_YOUR TASK_: Write each line out again exactly as written.

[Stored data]
◆ ◆ ◆ ◆ ◆ ◆ ◆

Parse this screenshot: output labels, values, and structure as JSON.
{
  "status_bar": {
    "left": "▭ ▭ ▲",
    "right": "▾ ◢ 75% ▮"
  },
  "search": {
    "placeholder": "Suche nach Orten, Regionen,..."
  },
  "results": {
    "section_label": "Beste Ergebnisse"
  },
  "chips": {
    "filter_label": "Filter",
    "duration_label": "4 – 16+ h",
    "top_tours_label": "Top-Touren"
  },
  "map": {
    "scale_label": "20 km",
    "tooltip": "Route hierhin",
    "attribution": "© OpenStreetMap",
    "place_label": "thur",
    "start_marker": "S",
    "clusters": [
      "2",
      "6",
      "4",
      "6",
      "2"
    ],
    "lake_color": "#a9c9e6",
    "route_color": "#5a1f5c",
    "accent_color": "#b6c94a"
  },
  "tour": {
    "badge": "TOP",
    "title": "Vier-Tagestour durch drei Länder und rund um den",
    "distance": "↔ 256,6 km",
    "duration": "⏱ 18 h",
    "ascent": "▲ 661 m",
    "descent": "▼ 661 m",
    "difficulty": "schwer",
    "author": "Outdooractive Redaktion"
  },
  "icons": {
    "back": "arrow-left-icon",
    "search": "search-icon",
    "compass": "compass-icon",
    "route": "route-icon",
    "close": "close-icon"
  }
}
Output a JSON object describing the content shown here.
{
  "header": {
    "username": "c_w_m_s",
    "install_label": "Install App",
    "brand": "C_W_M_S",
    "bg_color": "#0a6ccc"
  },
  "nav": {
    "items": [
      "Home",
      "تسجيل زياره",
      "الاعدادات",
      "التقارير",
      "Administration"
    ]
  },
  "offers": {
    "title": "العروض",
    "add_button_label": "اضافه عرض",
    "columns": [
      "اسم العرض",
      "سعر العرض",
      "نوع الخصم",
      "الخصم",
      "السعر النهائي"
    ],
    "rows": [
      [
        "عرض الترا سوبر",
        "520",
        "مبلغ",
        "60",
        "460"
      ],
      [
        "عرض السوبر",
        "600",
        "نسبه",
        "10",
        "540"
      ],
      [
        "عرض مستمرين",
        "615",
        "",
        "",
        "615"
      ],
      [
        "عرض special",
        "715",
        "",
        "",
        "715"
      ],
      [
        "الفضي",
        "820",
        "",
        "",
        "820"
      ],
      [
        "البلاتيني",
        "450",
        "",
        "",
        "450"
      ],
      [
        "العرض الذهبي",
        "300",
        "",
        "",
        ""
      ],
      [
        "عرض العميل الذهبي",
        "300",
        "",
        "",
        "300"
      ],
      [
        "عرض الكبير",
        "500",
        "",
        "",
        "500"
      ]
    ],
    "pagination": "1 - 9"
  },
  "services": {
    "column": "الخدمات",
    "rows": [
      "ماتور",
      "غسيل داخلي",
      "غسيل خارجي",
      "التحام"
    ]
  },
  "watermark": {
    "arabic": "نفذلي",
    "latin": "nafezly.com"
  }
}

◆ ◆ ◆ ◆ ◆ ◆ ◆

_THE OUTPUT_:
Parse this screenshot: output labels, values, and structure as JSON.
{
  "status_bar": {
    "left": "▭ ▭ ▲",
    "right": "▾ ◢ 75% ▮"
  },
  "search": {
    "placeholder": "Suche nach Orten, Regionen,..."
  },
  "results": {
    "section_label": "Beste Ergebnisse"
  },
  "chips": {
    "filter_label": "Filter",
    "duration_label": "4 – 16+ h",
    "top_tours_label": "Top-Touren"
  },
  "map": {
    "scale_label": "20 km",
    "tooltip": "Route hierhin",
    "attribution": "© OpenStreetMap",
    "place_label": "thur",
    "start_marker": "S",
    "clusters": [
      "2",
      "6",
      "4",
      "6",
      "2"
    ],
    "lake_color": "#a9c9e6",
    "route_color": "#5a1f5c",
    "accent_color": "#b6c94a"
  },
  "tour": {
    "badge": "TOP",
    "title": "Vier-Tagestour durch drei Länder und rund um den",
    "distance": "↔ 256,6 km",
    "duration": "⏱ 18 h",
    "ascent": "▲ 661 m",
    "descent": "▼ 661 m",
    "difficulty": "schwer",
    "author": "Outdooractive Redaktion"
  },
  "icons": {
    "back": "arrow-left-icon",
    "search": "search-icon",
    "compass": "compass-icon",
    "route": "route-icon",
    "close": "close-icon"
  }
}
Output a JSON object describing the content shown here.
{
  "header": {
    "username": "c_w_m_s",
    "install_label": "Install App",
    "brand": "C_W_M_S",
    "bg_color": "#0a6ccc"
  },
  "nav": {
    "items": [
      "Home",
      "تسجيل زياره",
      "الاعدادات",
      "التقارير",
      "Administration"
    ]
  },
  "offers": {
    "title": "العروض",
    "add_button_label": "اضافه عرض",
    "columns": [
      "اسم العرض",
      "سعر العرض",
      "نوع الخصم",
      "الخصم",
      "السعر النهائي"
    ],
    "rows": [
      [
        "عرض الترا سوبر",
        "520",
        "مبلغ",
        "60",
        "460"
      ],
      [
        "عرض السوبر",
        "600",
        "نسبه",
        "10",
        "540"
      ],
      [
        "عرض مستمرين",
        "615",
        "",
        "",
        "615"
      ],
      [
        "عرض special",
        "715",
        "",
        "",
        "715"
      ],
      [
        "الفضي",
        "820",
        "",
        "",
        "820"
      ],
      [
        "البلاتيني",
        "450",
        "",
        "",
        "450"
      ],
      [
        "العرض الذهبي",
        "300",
        "",
        "",
        ""
      ],
      [
        "عرض العميل الذهبي",
        "300",
        "",
        "",
        "300"
      ],
      [
        "عرض الكبير",
        "500",
        "",
        "",
        "500"
      ]
    ],
    "pagination": "1 - 9"
  },
  "services": {
    "column": "الخدمات",
    "rows": [
      "ماتور",
      "غسيل داخلي",
      "غسيل خارجي",
      "التحام"
    ]
  },
  "watermark": {
    "arabic": "نفذلي",
    "latin": "nafezly.com"
  }
}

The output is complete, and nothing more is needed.